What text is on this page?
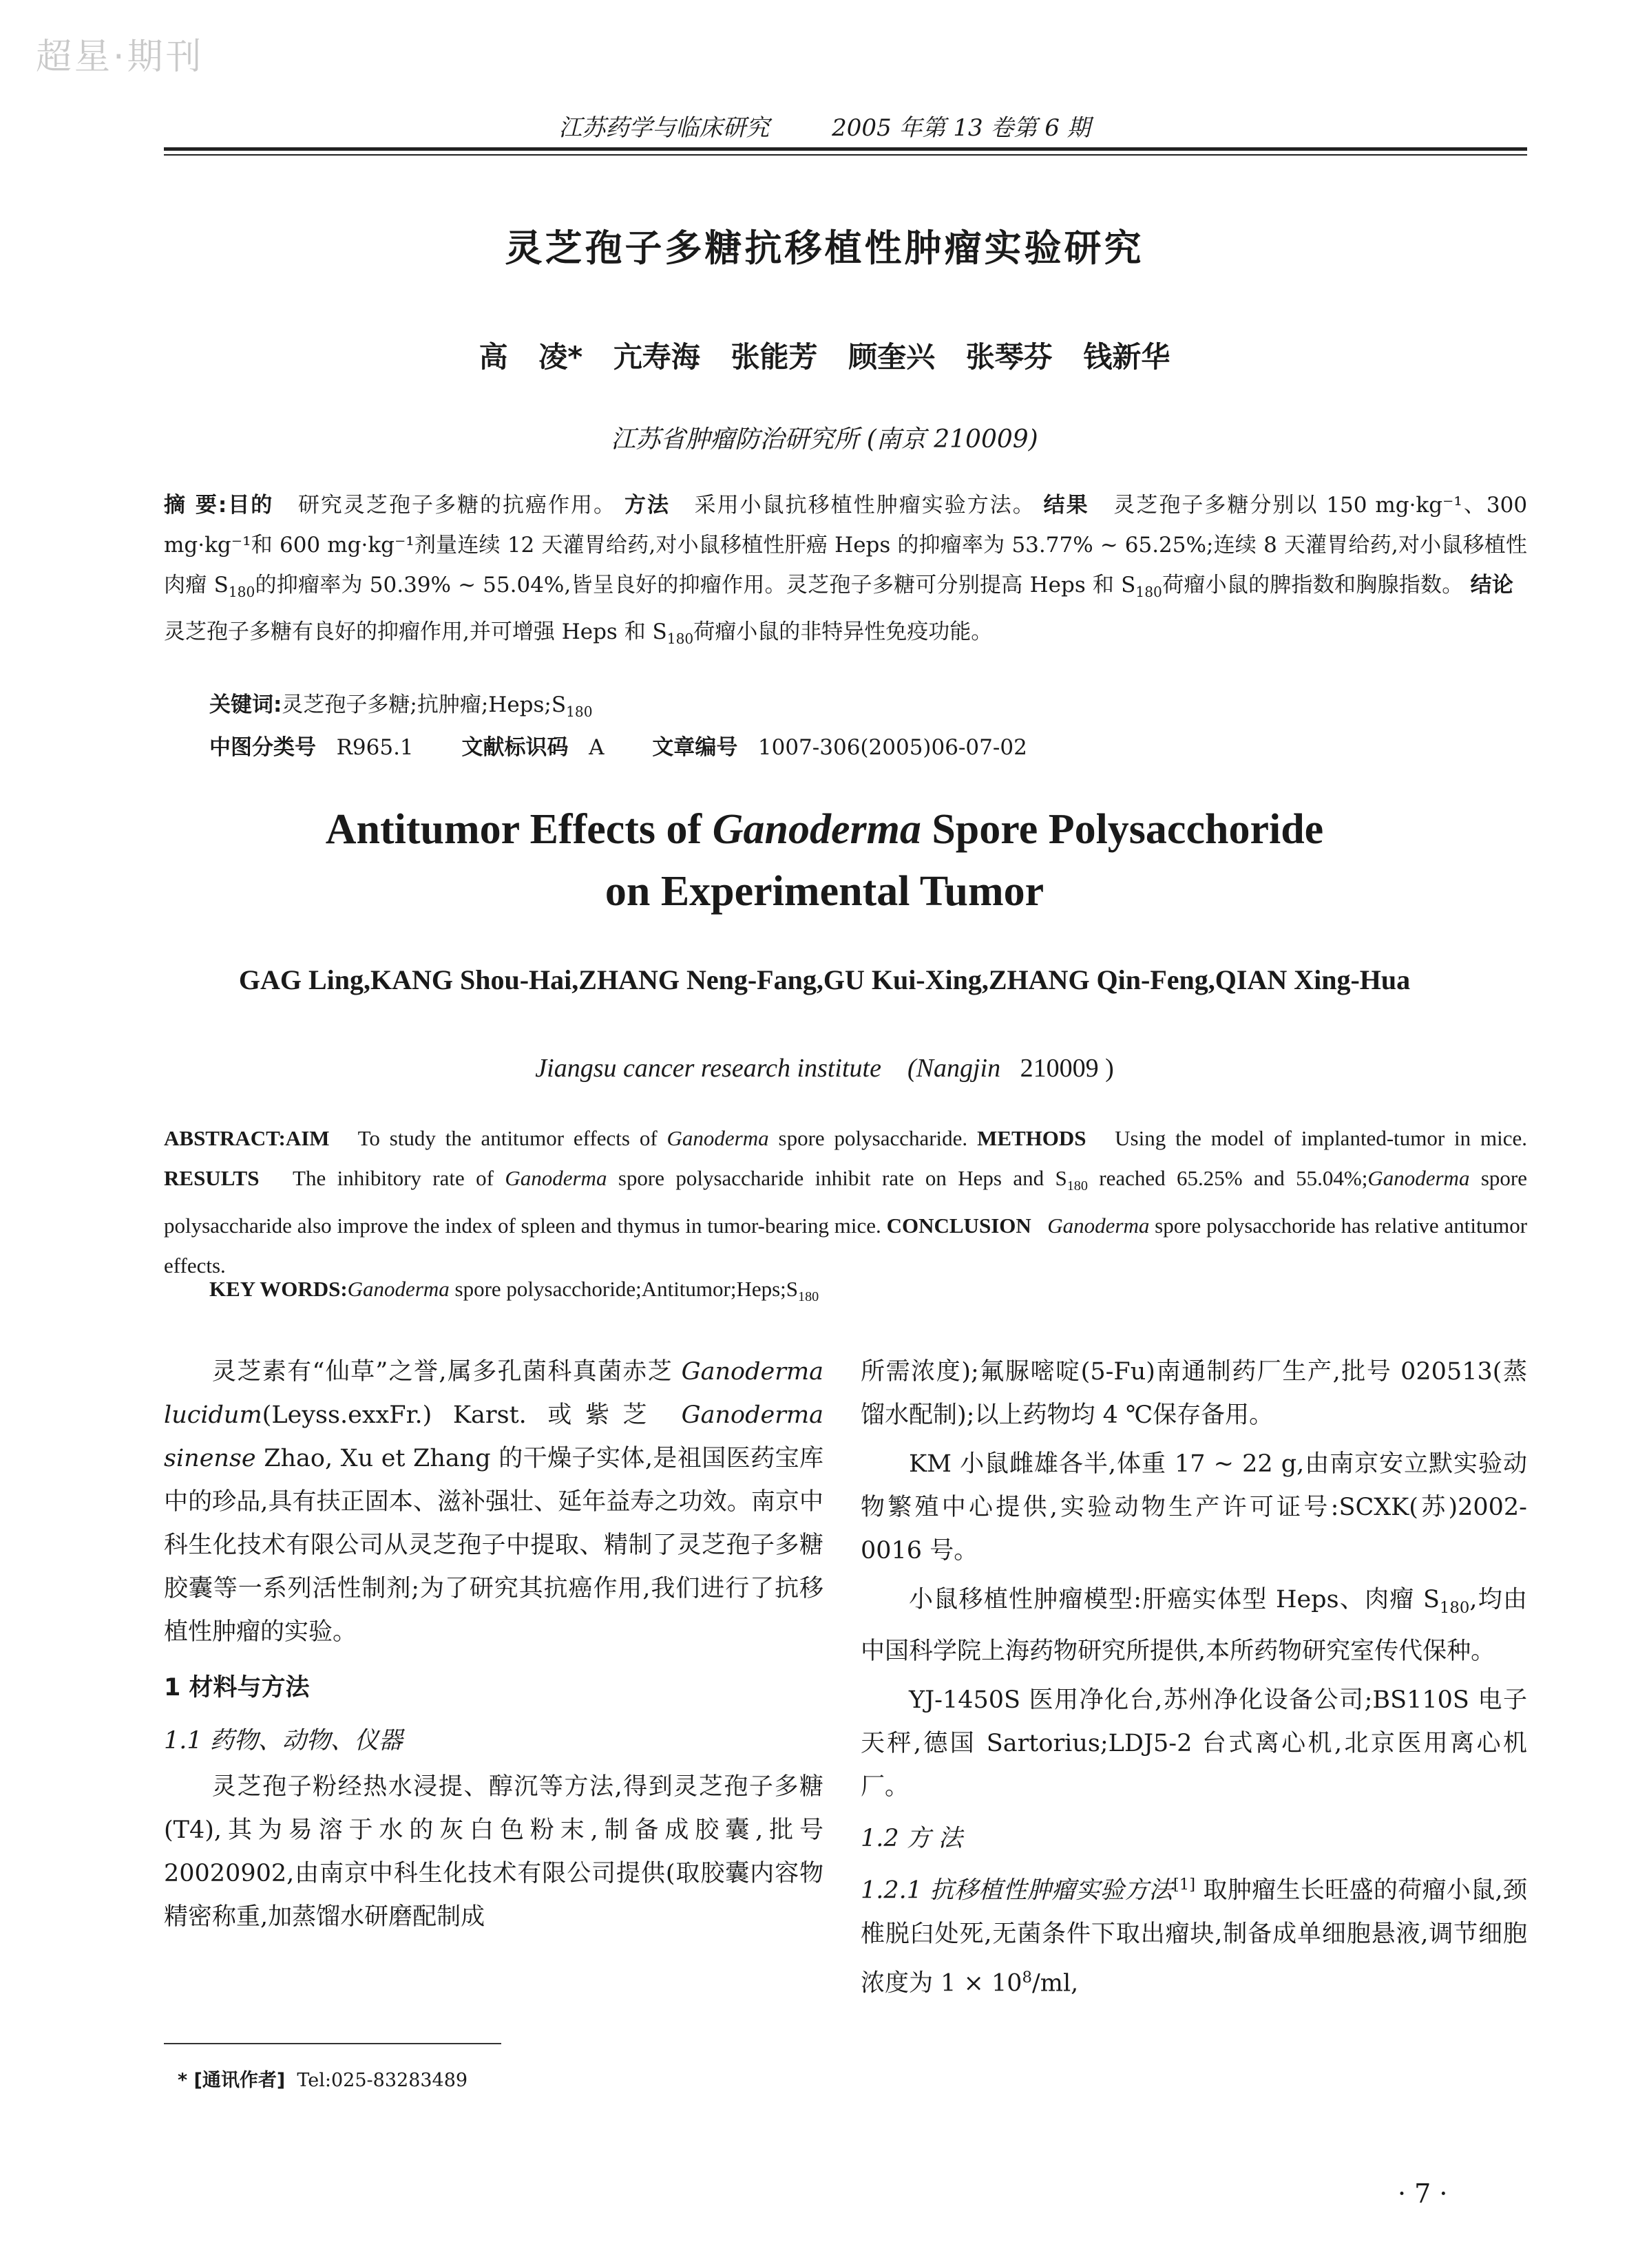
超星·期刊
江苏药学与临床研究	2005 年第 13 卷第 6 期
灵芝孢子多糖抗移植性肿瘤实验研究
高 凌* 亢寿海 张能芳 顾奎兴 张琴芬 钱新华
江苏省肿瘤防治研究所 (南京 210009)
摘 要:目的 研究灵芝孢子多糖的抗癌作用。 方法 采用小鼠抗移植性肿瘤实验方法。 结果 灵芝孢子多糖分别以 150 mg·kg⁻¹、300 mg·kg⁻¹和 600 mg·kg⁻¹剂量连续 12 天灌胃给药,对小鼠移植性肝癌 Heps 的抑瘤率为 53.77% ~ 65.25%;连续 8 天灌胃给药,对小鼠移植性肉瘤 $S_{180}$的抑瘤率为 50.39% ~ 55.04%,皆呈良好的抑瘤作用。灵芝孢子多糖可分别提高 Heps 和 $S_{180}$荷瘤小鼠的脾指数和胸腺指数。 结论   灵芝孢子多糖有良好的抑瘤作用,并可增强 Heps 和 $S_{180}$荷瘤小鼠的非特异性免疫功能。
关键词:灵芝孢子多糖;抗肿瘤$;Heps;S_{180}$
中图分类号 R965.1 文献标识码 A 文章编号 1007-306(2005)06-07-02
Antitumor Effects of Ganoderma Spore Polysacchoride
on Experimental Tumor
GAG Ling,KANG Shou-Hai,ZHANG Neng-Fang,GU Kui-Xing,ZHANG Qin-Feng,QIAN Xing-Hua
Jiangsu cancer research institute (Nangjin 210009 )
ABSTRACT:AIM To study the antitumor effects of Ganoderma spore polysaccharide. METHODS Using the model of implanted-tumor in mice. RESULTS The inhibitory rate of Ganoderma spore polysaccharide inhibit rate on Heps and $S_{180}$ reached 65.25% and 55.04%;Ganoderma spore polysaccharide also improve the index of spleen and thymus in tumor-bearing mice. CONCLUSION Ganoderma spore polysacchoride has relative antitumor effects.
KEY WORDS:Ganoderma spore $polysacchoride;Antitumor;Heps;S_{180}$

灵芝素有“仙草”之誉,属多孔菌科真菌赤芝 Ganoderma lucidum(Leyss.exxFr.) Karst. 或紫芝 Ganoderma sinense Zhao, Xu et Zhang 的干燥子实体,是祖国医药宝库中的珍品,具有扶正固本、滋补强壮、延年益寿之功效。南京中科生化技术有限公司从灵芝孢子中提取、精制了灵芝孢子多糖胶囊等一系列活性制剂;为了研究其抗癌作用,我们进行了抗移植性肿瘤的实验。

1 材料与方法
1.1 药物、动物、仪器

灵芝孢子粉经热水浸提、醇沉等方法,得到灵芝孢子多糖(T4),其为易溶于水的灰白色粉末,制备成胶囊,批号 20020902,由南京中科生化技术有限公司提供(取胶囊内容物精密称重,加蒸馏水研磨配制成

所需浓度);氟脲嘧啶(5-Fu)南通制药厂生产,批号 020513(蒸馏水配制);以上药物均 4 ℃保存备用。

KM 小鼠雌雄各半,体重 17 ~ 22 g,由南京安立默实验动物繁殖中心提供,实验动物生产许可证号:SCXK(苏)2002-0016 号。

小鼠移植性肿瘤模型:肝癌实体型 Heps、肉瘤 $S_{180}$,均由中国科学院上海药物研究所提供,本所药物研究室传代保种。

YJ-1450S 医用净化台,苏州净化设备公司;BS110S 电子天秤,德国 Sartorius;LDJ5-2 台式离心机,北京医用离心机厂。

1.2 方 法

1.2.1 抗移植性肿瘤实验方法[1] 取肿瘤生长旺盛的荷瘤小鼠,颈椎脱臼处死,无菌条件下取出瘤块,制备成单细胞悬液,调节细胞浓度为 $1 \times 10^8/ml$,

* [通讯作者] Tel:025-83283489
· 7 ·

## PROMPT:
One number only, please: the count of lines in the data that hold the word "Ganoderma".

## ANSWER TO THE PROBLEM:
4